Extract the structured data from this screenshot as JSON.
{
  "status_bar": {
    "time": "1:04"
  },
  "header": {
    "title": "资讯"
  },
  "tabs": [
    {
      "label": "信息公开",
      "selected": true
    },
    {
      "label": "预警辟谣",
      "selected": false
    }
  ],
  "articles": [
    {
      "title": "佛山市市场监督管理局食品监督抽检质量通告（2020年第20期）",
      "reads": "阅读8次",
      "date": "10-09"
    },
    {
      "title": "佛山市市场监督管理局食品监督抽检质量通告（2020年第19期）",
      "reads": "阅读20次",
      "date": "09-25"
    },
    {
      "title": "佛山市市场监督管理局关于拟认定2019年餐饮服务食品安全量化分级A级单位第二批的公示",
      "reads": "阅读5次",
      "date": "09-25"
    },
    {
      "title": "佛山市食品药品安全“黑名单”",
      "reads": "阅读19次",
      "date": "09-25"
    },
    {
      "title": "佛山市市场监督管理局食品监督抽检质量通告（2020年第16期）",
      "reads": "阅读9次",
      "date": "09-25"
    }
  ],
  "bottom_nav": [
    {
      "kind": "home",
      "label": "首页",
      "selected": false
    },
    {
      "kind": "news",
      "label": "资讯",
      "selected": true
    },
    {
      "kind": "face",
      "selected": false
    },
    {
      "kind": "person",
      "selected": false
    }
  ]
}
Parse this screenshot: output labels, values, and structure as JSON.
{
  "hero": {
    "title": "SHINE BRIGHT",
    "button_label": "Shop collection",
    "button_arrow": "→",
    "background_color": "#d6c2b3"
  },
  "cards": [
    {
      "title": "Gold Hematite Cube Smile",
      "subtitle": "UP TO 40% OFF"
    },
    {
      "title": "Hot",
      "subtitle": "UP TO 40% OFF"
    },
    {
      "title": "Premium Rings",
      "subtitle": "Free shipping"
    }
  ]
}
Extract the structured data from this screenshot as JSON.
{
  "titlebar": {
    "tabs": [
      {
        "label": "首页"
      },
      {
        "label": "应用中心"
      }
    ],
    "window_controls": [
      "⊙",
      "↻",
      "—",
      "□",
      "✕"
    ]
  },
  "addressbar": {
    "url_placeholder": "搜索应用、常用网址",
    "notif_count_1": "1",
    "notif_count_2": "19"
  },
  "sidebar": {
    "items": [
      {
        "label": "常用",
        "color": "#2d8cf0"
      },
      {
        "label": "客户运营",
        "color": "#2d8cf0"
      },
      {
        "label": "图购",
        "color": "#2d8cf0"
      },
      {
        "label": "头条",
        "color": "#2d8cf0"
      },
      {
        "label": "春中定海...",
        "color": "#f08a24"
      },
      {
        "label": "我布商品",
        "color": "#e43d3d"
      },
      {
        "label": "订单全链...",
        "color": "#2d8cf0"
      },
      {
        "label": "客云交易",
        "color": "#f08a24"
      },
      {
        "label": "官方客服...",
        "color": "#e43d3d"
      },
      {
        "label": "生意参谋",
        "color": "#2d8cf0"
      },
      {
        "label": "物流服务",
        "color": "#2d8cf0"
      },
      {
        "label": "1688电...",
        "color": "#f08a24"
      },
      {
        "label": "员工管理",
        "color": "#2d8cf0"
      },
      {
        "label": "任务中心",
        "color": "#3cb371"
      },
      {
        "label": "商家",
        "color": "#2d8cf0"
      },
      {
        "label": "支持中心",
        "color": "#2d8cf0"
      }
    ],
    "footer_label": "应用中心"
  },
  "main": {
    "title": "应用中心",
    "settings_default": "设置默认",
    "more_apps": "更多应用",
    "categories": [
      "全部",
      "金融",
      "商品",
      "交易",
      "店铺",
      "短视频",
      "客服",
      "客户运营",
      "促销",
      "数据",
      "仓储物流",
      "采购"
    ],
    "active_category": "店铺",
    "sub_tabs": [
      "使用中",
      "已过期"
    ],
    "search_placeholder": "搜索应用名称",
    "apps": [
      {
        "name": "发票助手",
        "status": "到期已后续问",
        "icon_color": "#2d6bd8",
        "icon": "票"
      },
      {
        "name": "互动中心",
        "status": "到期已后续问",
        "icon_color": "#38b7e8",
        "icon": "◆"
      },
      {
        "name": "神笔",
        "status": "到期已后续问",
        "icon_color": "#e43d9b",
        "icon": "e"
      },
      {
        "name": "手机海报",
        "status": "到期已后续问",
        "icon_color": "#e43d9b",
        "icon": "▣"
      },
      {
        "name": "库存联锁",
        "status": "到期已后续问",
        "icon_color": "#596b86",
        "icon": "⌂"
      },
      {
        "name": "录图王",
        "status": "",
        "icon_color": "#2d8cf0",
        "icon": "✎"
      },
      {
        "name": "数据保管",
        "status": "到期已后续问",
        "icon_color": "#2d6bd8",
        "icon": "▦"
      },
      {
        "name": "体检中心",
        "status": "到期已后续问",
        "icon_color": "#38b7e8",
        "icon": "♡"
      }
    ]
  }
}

■ ■ ■

Written problem:
Repeat the listing exactly, from its first line to its last.

Output of the exercise:
Extract the structured data from this screenshot as JSON.
{
  "status_bar": {
    "time": "1:04"
  },
  "header": {
    "title": "资讯"
  },
  "tabs": [
    {
      "label": "信息公开",
      "selected": true
    },
    {
      "label": "预警辟谣",
      "selected": false
    }
  ],
  "articles": [
    {
      "title": "佛山市市场监督管理局食品监督抽检质量通告（2020年第20期）",
      "reads": "阅读8次",
      "date": "10-09"
    },
    {
      "title": "佛山市市场监督管理局食品监督抽检质量通告（2020年第19期）",
      "reads": "阅读20次",
      "date": "09-25"
    },
    {
      "title": "佛山市市场监督管理局关于拟认定2019年餐饮服务食品安全量化分级A级单位第二批的公示",
      "reads": "阅读5次",
      "date": "09-25"
    },
    {
      "title": "佛山市食品药品安全“黑名单”",
      "reads": "阅读19次",
      "date": "09-25"
    },
    {
      "title": "佛山市市场监督管理局食品监督抽检质量通告（2020年第16期）",
      "reads": "阅读9次",
      "date": "09-25"
    }
  ],
  "bottom_nav": [
    {
      "kind": "home",
      "label": "首页",
      "selected": false
    },
    {
      "kind": "news",
      "label": "资讯",
      "selected": true
    },
    {
      "kind": "face",
      "selected": false
    },
    {
      "kind": "person",
      "selected": false
    }
  ]
}
Parse this screenshot: output labels, values, and structure as JSON.
{
  "hero": {
    "title": "SHINE BRIGHT",
    "button_label": "Shop collection",
    "button_arrow": "→",
    "background_color": "#d6c2b3"
  },
  "cards": [
    {
      "title": "Gold Hematite Cube Smile",
      "subtitle": "UP TO 40% OFF"
    },
    {
      "title": "Hot",
      "subtitle": "UP TO 40% OFF"
    },
    {
      "title": "Premium Rings",
      "subtitle": "Free shipping"
    }
  ]
}
Extract the structured data from this screenshot as JSON.
{
  "titlebar": {
    "tabs": [
      {
        "label": "首页"
      },
      {
        "label": "应用中心"
      }
    ],
    "window_controls": [
      "⊙",
      "↻",
      "—",
      "□",
      "✕"
    ]
  },
  "addressbar": {
    "url_placeholder": "搜索应用、常用网址",
    "notif_count_1": "1",
    "notif_count_2": "19"
  },
  "sidebar": {
    "items": [
      {
        "label": "常用",
        "color": "#2d8cf0"
      },
      {
        "label": "客户运营",
        "color": "#2d8cf0"
      },
      {
        "label": "图购",
        "color": "#2d8cf0"
      },
      {
        "label": "头条",
        "color": "#2d8cf0"
      },
      {
        "label": "春中定海...",
        "color": "#f08a24"
      },
      {
        "label": "我布商品",
        "color": "#e43d3d"
      },
      {
        "label": "订单全链...",
        "color": "#2d8cf0"
      },
      {
        "label": "客云交易",
        "color": "#f08a24"
      },
      {
        "label": "官方客服...",
        "color": "#e43d3d"
      },
      {
        "label": "生意参谋",
        "color": "#2d8cf0"
      },
      {
        "label": "物流服务",
        "color": "#2d8cf0"
      },
      {
        "label": "1688电...",
        "color": "#f08a24"
      },
      {
        "label": "员工管理",
        "color": "#2d8cf0"
      },
      {
        "label": "任务中心",
        "color": "#3cb371"
      },
      {
        "label": "商家",
        "color": "#2d8cf0"
      },
      {
        "label": "支持中心",
        "color": "#2d8cf0"
      }
    ],
    "footer_label": "应用中心"
  },
  "main": {
    "title": "应用中心",
    "settings_default": "设置默认",
    "more_apps": "更多应用",
    "categories": [
      "全部",
      "金融",
      "商品",
      "交易",
      "店铺",
      "短视频",
      "客服",
      "客户运营",
      "促销",
      "数据",
      "仓储物流",
      "采购"
    ],
    "active_category": "店铺",
    "sub_tabs": [
      "使用中",
      "已过期"
    ],
    "search_placeholder": "搜索应用名称",
    "apps": [
      {
        "name": "发票助手",
        "status": "到期已后续问",
        "icon_color": "#2d6bd8",
        "icon": "票"
      },
      {
        "name": "互动中心",
        "status": "到期已后续问",
        "icon_color": "#38b7e8",
        "icon": "◆"
      },
      {
        "name": "神笔",
        "status": "到期已后续问",
        "icon_color": "#e43d9b",
        "icon": "e"
      },
      {
        "name": "手机海报",
        "status": "到期已后续问",
        "icon_color": "#e43d9b",
        "icon": "▣"
      },
      {
        "name": "库存联锁",
        "status": "到期已后续问",
        "icon_color": "#596b86",
        "icon": "⌂"
      },
      {
        "name": "录图王",
        "status": "",
        "icon_color": "#2d8cf0",
        "icon": "✎"
      },
      {
        "name": "数据保管",
        "status": "到期已后续问",
        "icon_color": "#2d6bd8",
        "icon": "▦"
      },
      {
        "name": "体检中心",
        "status": "到期已后续问",
        "icon_color": "#38b7e8",
        "icon": "♡"
      }
    ]
  }
}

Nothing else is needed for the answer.